## Set exercise
Transcribe the listing in full, excluding any pictures.

## Listed records
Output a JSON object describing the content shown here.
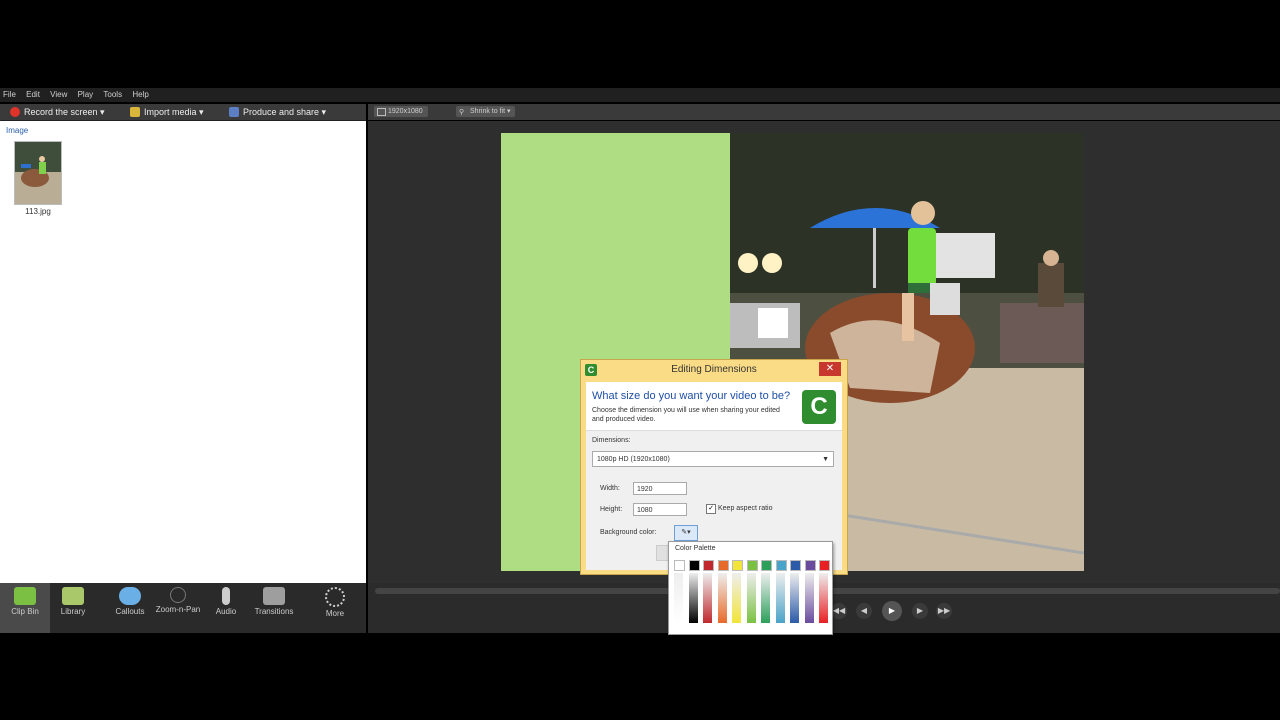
{
  "menu": [
    "File",
    "Edit",
    "View",
    "Play",
    "Tools",
    "Help"
  ],
  "toolbar": {
    "record": "Record the screen ▾",
    "import": "Import media ▾",
    "produce": "Produce and share ▾"
  },
  "preview_toolbar": {
    "dimensions": "1920x1080",
    "zoom": "Shrink to fit"
  },
  "clip_bin": {
    "section_label": "Image",
    "item_name": "113.jpg"
  },
  "tabs": [
    {
      "label": "Clip Bin",
      "icon": "film-icon",
      "color": "#7bc043"
    },
    {
      "label": "Library",
      "icon": "library-icon",
      "color": "#a8c86a"
    },
    {
      "label": "Callouts",
      "icon": "speech-bubble-icon",
      "color": "#6ab0e6"
    },
    {
      "label": "Zoom-n-Pan",
      "icon": "magnifier-icon",
      "color": "#888888"
    },
    {
      "label": "Audio",
      "icon": "microphone-icon",
      "color": "#cccccc"
    },
    {
      "label": "Transitions",
      "icon": "transitions-icon",
      "color": "#bbbbbb"
    },
    {
      "label": "More",
      "icon": "more-dots-icon",
      "color": "#cccccc"
    }
  ],
  "dialog": {
    "title": "Editing Dimensions",
    "heading": "What size do you want your video to be?",
    "subtitle": "Choose the dimension you will use when sharing your edited and produced video.",
    "dimensions_label": "Dimensions:",
    "dimensions_value": "1080p HD (1920x1080)",
    "width_label": "Width:",
    "width_value": "1920",
    "height_label": "Height:",
    "height_value": "1080",
    "keep_aspect_label": "Keep aspect ratio",
    "keep_aspect_checked": true,
    "background_color_label": "Background color:"
  },
  "palette": {
    "title": "Color Palette",
    "columns": [
      "#ffffff",
      "#000000",
      "#c0282d",
      "#e86a2a",
      "#f2e43a",
      "#7ac142",
      "#2ca05a",
      "#4aa3c8",
      "#2b5aa8",
      "#6a4b9e",
      "#e82024"
    ]
  },
  "colors": {
    "canvas_bg": "#aedd84",
    "dialog_frame": "#fbdc86",
    "accent_green": "#2f8d2f",
    "link_blue": "#1f4fa5"
  }
}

## Task result
Output a JSON object describing the content shown here.
{
  "menu": [
    "File",
    "Edit",
    "View",
    "Play",
    "Tools",
    "Help"
  ],
  "toolbar": {
    "record": "Record the screen ▾",
    "import": "Import media ▾",
    "produce": "Produce and share ▾"
  },
  "preview_toolbar": {
    "dimensions": "1920x1080",
    "zoom": "Shrink to fit"
  },
  "clip_bin": {
    "section_label": "Image",
    "item_name": "113.jpg"
  },
  "tabs": [
    {
      "label": "Clip Bin",
      "icon": "film-icon",
      "color": "#7bc043"
    },
    {
      "label": "Library",
      "icon": "library-icon",
      "color": "#a8c86a"
    },
    {
      "label": "Callouts",
      "icon": "speech-bubble-icon",
      "color": "#6ab0e6"
    },
    {
      "label": "Zoom-n-Pan",
      "icon": "magnifier-icon",
      "color": "#888888"
    },
    {
      "label": "Audio",
      "icon": "microphone-icon",
      "color": "#cccccc"
    },
    {
      "label": "Transitions",
      "icon": "transitions-icon",
      "color": "#bbbbbb"
    },
    {
      "label": "More",
      "icon": "more-dots-icon",
      "color": "#cccccc"
    }
  ],
  "dialog": {
    "title": "Editing Dimensions",
    "heading": "What size do you want your video to be?",
    "subtitle": "Choose the dimension you will use when sharing your edited and produced video.",
    "dimensions_label": "Dimensions:",
    "dimensions_value": "1080p HD (1920x1080)",
    "width_label": "Width:",
    "width_value": "1920",
    "height_label": "Height:",
    "height_value": "1080",
    "keep_aspect_label": "Keep aspect ratio",
    "keep_aspect_checked": true,
    "background_color_label": "Background color:"
  },
  "palette": {
    "title": "Color Palette",
    "columns": [
      "#ffffff",
      "#000000",
      "#c0282d",
      "#e86a2a",
      "#f2e43a",
      "#7ac142",
      "#2ca05a",
      "#4aa3c8",
      "#2b5aa8",
      "#6a4b9e",
      "#e82024"
    ]
  },
  "colors": {
    "canvas_bg": "#aedd84",
    "dialog_frame": "#fbdc86",
    "accent_green": "#2f8d2f",
    "link_blue": "#1f4fa5"
  }
}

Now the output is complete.